- [GIVEN EXERCISE]
Write out the entries below once more, exactly.

═══ DATA SHOWN

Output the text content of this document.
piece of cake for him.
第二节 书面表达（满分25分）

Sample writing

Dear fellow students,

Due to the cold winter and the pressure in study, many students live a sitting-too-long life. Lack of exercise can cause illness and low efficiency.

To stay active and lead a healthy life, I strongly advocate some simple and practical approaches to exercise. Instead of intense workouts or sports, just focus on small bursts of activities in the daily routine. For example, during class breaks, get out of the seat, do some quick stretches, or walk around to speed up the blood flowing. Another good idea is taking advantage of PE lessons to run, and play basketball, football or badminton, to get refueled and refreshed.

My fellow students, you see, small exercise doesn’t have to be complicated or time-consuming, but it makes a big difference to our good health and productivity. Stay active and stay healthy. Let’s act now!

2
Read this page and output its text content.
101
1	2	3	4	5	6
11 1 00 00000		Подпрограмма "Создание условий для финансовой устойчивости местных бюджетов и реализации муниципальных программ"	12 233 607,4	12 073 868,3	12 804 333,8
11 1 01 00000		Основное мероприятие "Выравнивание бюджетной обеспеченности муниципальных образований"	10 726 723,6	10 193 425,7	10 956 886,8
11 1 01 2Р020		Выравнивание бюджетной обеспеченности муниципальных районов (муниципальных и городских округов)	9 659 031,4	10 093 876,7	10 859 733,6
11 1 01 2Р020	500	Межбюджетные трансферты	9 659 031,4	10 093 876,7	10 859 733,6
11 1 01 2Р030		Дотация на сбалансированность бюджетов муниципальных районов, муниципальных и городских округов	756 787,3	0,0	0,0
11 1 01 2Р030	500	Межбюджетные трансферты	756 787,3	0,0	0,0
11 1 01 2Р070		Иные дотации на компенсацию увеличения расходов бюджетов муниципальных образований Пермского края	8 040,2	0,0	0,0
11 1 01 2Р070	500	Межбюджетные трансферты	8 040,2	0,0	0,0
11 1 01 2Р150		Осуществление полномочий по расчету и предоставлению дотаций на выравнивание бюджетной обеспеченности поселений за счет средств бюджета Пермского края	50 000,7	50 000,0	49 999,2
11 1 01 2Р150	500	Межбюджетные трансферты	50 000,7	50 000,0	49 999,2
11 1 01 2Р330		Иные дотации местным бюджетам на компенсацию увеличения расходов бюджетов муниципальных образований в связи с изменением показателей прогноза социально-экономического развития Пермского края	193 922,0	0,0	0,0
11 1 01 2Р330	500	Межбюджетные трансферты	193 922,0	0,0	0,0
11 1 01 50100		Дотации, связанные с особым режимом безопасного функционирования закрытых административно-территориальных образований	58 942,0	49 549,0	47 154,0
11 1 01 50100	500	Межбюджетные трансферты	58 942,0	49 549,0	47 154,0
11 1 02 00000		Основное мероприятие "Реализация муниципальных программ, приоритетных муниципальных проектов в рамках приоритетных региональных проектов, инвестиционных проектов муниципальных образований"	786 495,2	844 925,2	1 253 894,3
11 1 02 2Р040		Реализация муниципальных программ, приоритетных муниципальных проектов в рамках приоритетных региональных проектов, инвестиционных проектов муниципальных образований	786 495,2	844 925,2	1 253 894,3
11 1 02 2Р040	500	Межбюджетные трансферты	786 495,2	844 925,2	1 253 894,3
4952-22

══════

- [SOLUTION]
Output the text content of this document.
piece of cake for him.
第二节 书面表达（满分25分）

Sample writing

Dear fellow students,

Due to the cold winter and the pressure in study, many students live a sitting-too-long life. Lack of exercise can cause illness and low efficiency.

To stay active and lead a healthy life, I strongly advocate some simple and practical approaches to exercise. Instead of intense workouts or sports, just focus on small bursts of activities in the daily routine. For example, during class breaks, get out of the seat, do some quick stretches, or walk around to speed up the blood flowing. Another good idea is taking advantage of PE lessons to run, and play basketball, football or badminton, to get refueled and refreshed.

My fellow students, you see, small exercise doesn’t have to be complicated or time-consuming, but it makes a big difference to our good health and productivity. Stay active and stay healthy. Let’s act now!

2
Read this page and output its text content.
101
1	2	3	4	5	6
11 1 00 00000		Подпрограмма "Создание условий для финансовой устойчивости местных бюджетов и реализации муниципальных программ"	12 233 607,4	12 073 868,3	12 804 333,8
11 1 01 00000		Основное мероприятие "Выравнивание бюджетной обеспеченности муниципальных образований"	10 726 723,6	10 193 425,7	10 956 886,8
11 1 01 2Р020		Выравнивание бюджетной обеспеченности муниципальных районов (муниципальных и городских округов)	9 659 031,4	10 093 876,7	10 859 733,6
11 1 01 2Р020	500	Межбюджетные трансферты	9 659 031,4	10 093 876,7	10 859 733,6
11 1 01 2Р030		Дотация на сбалансированность бюджетов муниципальных районов, муниципальных и городских округов	756 787,3	0,0	0,0
11 1 01 2Р030	500	Межбюджетные трансферты	756 787,3	0,0	0,0
11 1 01 2Р070		Иные дотации на компенсацию увеличения расходов бюджетов муниципальных образований Пермского края	8 040,2	0,0	0,0
11 1 01 2Р070	500	Межбюджетные трансферты	8 040,2	0,0	0,0
11 1 01 2Р150		Осуществление полномочий по расчету и предоставлению дотаций на выравнивание бюджетной обеспеченности поселений за счет средств бюджета Пермского края	50 000,7	50 000,0	49 999,2
11 1 01 2Р150	500	Межбюджетные трансферты	50 000,7	50 000,0	49 999,2
11 1 01 2Р330		Иные дотации местным бюджетам на компенсацию увеличения расходов бюджетов муниципальных образований в связи с изменением показателей прогноза социально-экономического развития Пермского края	193 922,0	0,0	0,0
11 1 01 2Р330	500	Межбюджетные трансферты	193 922,0	0,0	0,0
11 1 01 50100		Дотации, связанные с особым режимом безопасного функционирования закрытых административно-территориальных образований	58 942,0	49 549,0	47 154,0
11 1 01 50100	500	Межбюджетные трансферты	58 942,0	49 549,0	47 154,0
11 1 02 00000		Основное мероприятие "Реализация муниципальных программ, приоритетных муниципальных проектов в рамках приоритетных региональных проектов, инвестиционных проектов муниципальных образований"	786 495,2	844 925,2	1 253 894,3
11 1 02 2Р040		Реализация муниципальных программ, приоритетных муниципальных проектов в рамках приоритетных региональных проектов, инвестиционных проектов муниципальных образований	786 495,2	844 925,2	1 253 894,3
11 1 02 2Р040	500	Межбюджетные трансферты	786 495,2	844 925,2	1 253 894,3
4952-22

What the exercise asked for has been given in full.